* [Exercise objective]
Write out every entry word for word.

─── Data shown ───

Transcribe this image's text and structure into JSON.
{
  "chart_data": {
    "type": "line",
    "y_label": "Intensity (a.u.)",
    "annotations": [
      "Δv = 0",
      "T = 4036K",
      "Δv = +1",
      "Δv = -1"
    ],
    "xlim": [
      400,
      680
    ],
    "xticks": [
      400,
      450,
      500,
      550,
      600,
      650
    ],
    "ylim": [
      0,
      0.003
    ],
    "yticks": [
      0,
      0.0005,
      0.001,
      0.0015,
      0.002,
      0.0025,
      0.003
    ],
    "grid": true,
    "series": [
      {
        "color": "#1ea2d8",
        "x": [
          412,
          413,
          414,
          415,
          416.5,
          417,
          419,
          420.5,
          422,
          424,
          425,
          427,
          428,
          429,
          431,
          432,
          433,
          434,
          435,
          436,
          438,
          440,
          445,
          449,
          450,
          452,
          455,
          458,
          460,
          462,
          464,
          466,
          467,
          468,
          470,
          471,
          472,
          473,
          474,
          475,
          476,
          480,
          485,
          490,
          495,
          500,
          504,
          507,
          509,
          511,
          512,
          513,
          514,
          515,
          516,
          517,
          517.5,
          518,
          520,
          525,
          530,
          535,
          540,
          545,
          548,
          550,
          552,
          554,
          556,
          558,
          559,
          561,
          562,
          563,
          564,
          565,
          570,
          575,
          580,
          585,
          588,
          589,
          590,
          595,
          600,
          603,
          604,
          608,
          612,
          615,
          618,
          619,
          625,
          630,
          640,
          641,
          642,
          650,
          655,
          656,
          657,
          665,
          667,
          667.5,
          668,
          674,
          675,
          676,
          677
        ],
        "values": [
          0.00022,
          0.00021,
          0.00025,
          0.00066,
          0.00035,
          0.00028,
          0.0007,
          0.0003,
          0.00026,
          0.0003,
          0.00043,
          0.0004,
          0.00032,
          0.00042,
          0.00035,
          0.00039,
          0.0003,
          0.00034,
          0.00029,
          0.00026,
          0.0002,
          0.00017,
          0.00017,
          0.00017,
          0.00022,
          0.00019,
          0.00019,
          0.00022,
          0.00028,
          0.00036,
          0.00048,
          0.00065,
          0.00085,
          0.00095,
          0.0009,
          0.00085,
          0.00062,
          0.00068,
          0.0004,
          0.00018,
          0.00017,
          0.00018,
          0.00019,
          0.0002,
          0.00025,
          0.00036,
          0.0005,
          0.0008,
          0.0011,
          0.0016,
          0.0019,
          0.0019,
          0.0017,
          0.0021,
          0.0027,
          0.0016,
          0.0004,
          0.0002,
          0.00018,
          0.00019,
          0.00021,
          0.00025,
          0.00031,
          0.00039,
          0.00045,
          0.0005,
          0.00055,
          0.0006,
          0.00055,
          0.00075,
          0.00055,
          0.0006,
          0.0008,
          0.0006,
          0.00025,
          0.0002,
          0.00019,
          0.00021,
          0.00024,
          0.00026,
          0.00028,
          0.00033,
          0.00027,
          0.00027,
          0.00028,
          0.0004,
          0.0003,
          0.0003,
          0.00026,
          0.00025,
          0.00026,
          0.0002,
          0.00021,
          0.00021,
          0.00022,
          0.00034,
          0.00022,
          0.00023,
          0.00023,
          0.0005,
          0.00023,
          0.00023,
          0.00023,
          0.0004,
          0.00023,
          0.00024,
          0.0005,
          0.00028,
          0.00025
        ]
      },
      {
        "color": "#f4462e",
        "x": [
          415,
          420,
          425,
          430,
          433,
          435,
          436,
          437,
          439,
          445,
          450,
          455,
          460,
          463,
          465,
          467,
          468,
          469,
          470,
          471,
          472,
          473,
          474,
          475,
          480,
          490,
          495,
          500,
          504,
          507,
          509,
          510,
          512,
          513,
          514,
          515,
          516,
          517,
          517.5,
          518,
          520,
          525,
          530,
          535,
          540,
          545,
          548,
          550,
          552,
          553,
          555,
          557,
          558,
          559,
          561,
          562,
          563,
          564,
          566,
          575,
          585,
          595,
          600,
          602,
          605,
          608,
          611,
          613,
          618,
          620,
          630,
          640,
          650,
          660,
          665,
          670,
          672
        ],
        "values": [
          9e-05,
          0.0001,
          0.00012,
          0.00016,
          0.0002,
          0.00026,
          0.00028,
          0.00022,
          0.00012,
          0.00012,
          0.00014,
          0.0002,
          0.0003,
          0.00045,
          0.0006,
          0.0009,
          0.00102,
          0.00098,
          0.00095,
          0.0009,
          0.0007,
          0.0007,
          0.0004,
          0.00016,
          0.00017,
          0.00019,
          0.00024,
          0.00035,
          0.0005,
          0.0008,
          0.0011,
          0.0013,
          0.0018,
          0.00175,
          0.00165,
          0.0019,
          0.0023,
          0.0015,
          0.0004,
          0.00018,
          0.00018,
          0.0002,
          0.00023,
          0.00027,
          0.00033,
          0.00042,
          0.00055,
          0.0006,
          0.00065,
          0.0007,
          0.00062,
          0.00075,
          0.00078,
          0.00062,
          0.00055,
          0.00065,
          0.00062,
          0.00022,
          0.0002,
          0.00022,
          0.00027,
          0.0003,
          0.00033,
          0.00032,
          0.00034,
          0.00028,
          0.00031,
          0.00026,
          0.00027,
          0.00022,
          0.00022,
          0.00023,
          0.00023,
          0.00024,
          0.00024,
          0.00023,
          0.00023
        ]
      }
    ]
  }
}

───

* [Output]
Transcribe this image's text and structure into JSON.
{
  "chart_data": {
    "type": "line",
    "y_label": "Intensity (a.u.)",
    "annotations": [
      "Δv = 0",
      "T = 4036K",
      "Δv = +1",
      "Δv = -1"
    ],
    "xlim": [
      400,
      680
    ],
    "xticks": [
      400,
      450,
      500,
      550,
      600,
      650
    ],
    "ylim": [
      0,
      0.003
    ],
    "yticks": [
      0,
      0.0005,
      0.001,
      0.0015,
      0.002,
      0.0025,
      0.003
    ],
    "grid": true,
    "series": [
      {
        "color": "#1ea2d8",
        "x": [
          412,
          413,
          414,
          415,
          416.5,
          417,
          419,
          420.5,
          422,
          424,
          425,
          427,
          428,
          429,
          431,
          432,
          433,
          434,
          435,
          436,
          438,
          440,
          445,
          449,
          450,
          452,
          455,
          458,
          460,
          462,
          464,
          466,
          467,
          468,
          470,
          471,
          472,
          473,
          474,
          475,
          476,
          480,
          485,
          490,
          495,
          500,
          504,
          507,
          509,
          511,
          512,
          513,
          514,
          515,
          516,
          517,
          517.5,
          518,
          520,
          525,
          530,
          535,
          540,
          545,
          548,
          550,
          552,
          554,
          556,
          558,
          559,
          561,
          562,
          563,
          564,
          565,
          570,
          575,
          580,
          585,
          588,
          589,
          590,
          595,
          600,
          603,
          604,
          608,
          612,
          615,
          618,
          619,
          625,
          630,
          640,
          641,
          642,
          650,
          655,
          656,
          657,
          665,
          667,
          667.5,
          668,
          674,
          675,
          676,
          677
        ],
        "values": [
          0.00022,
          0.00021,
          0.00025,
          0.00066,
          0.00035,
          0.00028,
          0.0007,
          0.0003,
          0.00026,
          0.0003,
          0.00043,
          0.0004,
          0.00032,
          0.00042,
          0.00035,
          0.00039,
          0.0003,
          0.00034,
          0.00029,
          0.00026,
          0.0002,
          0.00017,
          0.00017,
          0.00017,
          0.00022,
          0.00019,
          0.00019,
          0.00022,
          0.00028,
          0.00036,
          0.00048,
          0.00065,
          0.00085,
          0.00095,
          0.0009,
          0.00085,
          0.00062,
          0.00068,
          0.0004,
          0.00018,
          0.00017,
          0.00018,
          0.00019,
          0.0002,
          0.00025,
          0.00036,
          0.0005,
          0.0008,
          0.0011,
          0.0016,
          0.0019,
          0.0019,
          0.0017,
          0.0021,
          0.0027,
          0.0016,
          0.0004,
          0.0002,
          0.00018,
          0.00019,
          0.00021,
          0.00025,
          0.00031,
          0.00039,
          0.00045,
          0.0005,
          0.00055,
          0.0006,
          0.00055,
          0.00075,
          0.00055,
          0.0006,
          0.0008,
          0.0006,
          0.00025,
          0.0002,
          0.00019,
          0.00021,
          0.00024,
          0.00026,
          0.00028,
          0.00033,
          0.00027,
          0.00027,
          0.00028,
          0.0004,
          0.0003,
          0.0003,
          0.00026,
          0.00025,
          0.00026,
          0.0002,
          0.00021,
          0.00021,
          0.00022,
          0.00034,
          0.00022,
          0.00023,
          0.00023,
          0.0005,
          0.00023,
          0.00023,
          0.00023,
          0.0004,
          0.00023,
          0.00024,
          0.0005,
          0.00028,
          0.00025
        ]
      },
      {
        "color": "#f4462e",
        "x": [
          415,
          420,
          425,
          430,
          433,
          435,
          436,
          437,
          439,
          445,
          450,
          455,
          460,
          463,
          465,
          467,
          468,
          469,
          470,
          471,
          472,
          473,
          474,
          475,
          480,
          490,
          495,
          500,
          504,
          507,
          509,
          510,
          512,
          513,
          514,
          515,
          516,
          517,
          517.5,
          518,
          520,
          525,
          530,
          535,
          540,
          545,
          548,
          550,
          552,
          553,
          555,
          557,
          558,
          559,
          561,
          562,
          563,
          564,
          566,
          575,
          585,
          595,
          600,
          602,
          605,
          608,
          611,
          613,
          618,
          620,
          630,
          640,
          650,
          660,
          665,
          670,
          672
        ],
        "values": [
          9e-05,
          0.0001,
          0.00012,
          0.00016,
          0.0002,
          0.00026,
          0.00028,
          0.00022,
          0.00012,
          0.00012,
          0.00014,
          0.0002,
          0.0003,
          0.00045,
          0.0006,
          0.0009,
          0.00102,
          0.00098,
          0.00095,
          0.0009,
          0.0007,
          0.0007,
          0.0004,
          0.00016,
          0.00017,
          0.00019,
          0.00024,
          0.00035,
          0.0005,
          0.0008,
          0.0011,
          0.0013,
          0.0018,
          0.00175,
          0.00165,
          0.0019,
          0.0023,
          0.0015,
          0.0004,
          0.00018,
          0.00018,
          0.0002,
          0.00023,
          0.00027,
          0.00033,
          0.00042,
          0.00055,
          0.0006,
          0.00065,
          0.0007,
          0.00062,
          0.00075,
          0.00078,
          0.00062,
          0.00055,
          0.00065,
          0.00062,
          0.00022,
          0.0002,
          0.00022,
          0.00027,
          0.0003,
          0.00033,
          0.00032,
          0.00034,
          0.00028,
          0.00031,
          0.00026,
          0.00027,
          0.00022,
          0.00022,
          0.00023,
          0.00023,
          0.00024,
          0.00024,
          0.00023,
          0.00023
        ]
      }
    ]
  }
}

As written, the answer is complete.